What you need to do: Scan the material below for the string "Sales", and copy every line where it shows up.
********************
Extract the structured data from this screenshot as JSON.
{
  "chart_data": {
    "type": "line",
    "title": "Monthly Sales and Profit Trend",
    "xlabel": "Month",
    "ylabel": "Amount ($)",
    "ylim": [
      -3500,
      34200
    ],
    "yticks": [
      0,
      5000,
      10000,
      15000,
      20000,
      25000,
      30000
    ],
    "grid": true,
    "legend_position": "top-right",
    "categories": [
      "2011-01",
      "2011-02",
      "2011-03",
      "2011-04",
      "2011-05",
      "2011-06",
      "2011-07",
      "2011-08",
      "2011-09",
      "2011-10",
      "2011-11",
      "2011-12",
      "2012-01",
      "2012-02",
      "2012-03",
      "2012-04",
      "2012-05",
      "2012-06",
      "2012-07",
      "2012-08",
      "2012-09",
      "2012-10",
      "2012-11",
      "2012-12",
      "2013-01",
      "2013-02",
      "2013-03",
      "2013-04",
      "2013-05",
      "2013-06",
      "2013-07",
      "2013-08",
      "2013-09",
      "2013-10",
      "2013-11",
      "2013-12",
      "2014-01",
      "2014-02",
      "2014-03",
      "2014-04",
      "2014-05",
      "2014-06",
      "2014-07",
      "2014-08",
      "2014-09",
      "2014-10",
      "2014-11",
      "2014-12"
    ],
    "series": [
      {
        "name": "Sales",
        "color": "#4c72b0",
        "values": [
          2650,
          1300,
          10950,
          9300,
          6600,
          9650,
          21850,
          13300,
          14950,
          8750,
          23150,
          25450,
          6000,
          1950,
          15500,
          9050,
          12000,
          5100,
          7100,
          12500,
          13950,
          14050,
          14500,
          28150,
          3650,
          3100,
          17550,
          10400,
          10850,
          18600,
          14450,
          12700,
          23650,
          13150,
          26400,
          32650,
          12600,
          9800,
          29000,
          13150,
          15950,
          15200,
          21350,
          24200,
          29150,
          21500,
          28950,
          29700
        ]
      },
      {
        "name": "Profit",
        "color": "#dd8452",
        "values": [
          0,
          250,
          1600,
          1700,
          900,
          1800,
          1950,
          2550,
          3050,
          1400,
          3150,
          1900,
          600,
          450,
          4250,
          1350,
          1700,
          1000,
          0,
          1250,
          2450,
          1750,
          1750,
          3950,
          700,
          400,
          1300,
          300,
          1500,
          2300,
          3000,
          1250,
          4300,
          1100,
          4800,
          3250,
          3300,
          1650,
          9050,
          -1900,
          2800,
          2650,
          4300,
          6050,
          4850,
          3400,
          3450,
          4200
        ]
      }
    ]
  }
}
********************
Written reply:
    "title": "Monthly Sales and Profit Trend",
        "name": "Sales",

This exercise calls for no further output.